» Records:
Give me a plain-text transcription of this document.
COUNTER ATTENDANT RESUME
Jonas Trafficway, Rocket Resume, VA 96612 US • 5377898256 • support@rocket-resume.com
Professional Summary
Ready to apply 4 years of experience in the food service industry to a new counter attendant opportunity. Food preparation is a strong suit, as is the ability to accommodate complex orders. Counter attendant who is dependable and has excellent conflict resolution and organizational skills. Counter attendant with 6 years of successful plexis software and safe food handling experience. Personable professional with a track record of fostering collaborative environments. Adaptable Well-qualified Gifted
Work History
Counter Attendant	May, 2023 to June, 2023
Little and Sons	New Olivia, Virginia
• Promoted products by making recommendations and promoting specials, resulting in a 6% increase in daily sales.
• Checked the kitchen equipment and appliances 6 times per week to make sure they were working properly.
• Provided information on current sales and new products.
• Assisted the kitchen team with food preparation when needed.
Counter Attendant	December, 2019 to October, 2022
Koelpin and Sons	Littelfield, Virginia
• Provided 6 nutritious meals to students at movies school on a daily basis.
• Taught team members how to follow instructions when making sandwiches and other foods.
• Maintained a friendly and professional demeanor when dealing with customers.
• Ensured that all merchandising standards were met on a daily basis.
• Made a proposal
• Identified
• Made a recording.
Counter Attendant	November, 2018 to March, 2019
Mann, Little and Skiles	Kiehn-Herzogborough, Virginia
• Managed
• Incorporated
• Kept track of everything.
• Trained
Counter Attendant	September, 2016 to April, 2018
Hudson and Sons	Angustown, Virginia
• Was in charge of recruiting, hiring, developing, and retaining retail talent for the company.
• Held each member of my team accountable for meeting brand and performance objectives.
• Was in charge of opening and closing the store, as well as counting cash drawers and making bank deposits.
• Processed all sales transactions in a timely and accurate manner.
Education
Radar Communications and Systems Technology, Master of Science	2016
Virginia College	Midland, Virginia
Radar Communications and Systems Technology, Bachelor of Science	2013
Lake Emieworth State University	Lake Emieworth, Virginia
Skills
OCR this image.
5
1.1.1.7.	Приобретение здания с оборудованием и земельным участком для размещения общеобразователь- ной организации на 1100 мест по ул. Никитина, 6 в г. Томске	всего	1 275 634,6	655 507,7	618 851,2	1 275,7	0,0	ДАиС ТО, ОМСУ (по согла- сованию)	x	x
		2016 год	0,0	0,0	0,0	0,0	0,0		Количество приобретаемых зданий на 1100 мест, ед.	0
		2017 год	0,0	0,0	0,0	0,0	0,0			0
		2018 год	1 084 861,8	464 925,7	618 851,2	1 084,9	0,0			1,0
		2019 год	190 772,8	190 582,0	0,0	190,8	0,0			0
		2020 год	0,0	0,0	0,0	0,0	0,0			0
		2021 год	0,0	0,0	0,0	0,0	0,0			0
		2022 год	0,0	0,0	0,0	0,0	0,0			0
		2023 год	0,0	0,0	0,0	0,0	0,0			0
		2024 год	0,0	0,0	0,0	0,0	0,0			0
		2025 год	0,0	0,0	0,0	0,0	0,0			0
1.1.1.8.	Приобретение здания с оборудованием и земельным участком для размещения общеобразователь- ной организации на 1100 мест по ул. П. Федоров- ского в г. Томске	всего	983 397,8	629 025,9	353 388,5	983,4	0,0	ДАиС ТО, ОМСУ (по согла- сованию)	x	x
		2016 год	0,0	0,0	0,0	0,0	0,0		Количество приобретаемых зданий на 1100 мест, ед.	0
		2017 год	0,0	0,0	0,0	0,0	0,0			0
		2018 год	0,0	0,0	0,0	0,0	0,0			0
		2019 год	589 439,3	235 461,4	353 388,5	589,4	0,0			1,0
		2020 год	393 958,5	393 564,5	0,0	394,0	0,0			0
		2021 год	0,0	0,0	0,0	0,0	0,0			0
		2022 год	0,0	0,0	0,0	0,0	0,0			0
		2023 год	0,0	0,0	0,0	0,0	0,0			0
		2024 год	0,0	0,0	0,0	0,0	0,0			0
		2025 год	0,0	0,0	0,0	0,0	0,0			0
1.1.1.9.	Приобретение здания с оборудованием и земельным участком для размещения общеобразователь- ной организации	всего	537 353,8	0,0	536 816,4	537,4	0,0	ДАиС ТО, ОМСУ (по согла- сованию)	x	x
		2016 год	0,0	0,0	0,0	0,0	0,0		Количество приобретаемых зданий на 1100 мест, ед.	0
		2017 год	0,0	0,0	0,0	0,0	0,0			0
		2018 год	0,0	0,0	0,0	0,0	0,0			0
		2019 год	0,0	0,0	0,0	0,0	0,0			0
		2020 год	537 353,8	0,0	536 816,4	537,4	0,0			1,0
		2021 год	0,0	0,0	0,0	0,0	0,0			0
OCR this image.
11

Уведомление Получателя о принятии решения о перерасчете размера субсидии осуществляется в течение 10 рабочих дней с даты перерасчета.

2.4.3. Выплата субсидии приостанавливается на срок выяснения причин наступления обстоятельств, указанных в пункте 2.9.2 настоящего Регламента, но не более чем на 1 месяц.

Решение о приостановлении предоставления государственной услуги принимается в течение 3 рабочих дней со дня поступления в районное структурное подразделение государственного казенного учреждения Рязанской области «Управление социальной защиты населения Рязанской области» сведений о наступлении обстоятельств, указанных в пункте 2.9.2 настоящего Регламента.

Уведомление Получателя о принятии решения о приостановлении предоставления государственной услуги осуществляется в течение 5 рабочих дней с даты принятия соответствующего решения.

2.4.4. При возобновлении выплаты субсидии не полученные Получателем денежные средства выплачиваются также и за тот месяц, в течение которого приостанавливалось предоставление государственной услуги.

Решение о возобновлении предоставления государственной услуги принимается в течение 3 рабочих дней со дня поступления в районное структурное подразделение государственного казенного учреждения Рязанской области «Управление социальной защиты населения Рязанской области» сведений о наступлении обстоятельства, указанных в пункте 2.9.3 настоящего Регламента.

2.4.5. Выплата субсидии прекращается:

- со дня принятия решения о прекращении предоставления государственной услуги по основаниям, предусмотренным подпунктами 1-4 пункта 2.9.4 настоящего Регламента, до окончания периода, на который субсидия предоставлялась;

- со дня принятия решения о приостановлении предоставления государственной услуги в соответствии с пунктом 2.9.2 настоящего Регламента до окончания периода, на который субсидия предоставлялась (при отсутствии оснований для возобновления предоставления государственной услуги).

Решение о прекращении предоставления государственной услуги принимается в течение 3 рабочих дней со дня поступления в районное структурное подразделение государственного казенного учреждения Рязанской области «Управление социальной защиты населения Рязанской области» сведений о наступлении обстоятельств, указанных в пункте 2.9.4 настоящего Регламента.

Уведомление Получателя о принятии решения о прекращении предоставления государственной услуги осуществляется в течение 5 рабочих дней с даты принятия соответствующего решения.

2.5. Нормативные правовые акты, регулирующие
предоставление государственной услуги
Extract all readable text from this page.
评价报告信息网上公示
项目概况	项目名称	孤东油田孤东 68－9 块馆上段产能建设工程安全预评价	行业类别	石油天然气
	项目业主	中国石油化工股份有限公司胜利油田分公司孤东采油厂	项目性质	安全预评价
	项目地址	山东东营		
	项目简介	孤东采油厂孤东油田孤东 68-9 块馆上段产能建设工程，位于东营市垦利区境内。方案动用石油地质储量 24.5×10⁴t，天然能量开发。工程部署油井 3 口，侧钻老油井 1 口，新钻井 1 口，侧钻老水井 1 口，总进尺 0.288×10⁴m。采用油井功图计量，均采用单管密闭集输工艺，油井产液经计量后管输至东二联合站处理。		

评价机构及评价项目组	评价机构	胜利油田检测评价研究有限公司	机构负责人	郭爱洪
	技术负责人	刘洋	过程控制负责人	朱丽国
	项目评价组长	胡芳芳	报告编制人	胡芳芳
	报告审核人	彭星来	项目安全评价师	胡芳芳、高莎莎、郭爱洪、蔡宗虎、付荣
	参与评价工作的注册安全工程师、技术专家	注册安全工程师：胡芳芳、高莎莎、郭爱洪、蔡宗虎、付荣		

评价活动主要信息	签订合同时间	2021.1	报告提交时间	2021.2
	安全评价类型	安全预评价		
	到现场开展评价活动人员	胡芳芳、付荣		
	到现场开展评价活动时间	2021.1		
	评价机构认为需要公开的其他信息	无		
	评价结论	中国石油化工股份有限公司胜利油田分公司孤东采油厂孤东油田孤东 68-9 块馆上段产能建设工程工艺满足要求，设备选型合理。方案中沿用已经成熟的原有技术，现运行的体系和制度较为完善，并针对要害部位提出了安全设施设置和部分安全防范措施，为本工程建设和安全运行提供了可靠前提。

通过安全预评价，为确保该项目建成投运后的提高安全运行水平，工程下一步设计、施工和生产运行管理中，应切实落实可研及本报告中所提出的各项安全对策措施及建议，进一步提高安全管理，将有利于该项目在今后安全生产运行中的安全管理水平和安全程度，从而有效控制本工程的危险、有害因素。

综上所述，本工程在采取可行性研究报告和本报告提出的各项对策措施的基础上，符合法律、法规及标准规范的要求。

» Short exercise: Return every line above in which the string "Virginia" occurs.

» The reply:
Little and Sons	New Olivia, Virginia
Koelpin and Sons	Littelfield, Virginia
Mann, Little and Skiles	Kiehn-Herzogborough, Virginia
Hudson and Sons	Angustown, Virginia
Virginia College	Midland, Virginia
Lake Emieworth State University	Lake Emieworth, Virginia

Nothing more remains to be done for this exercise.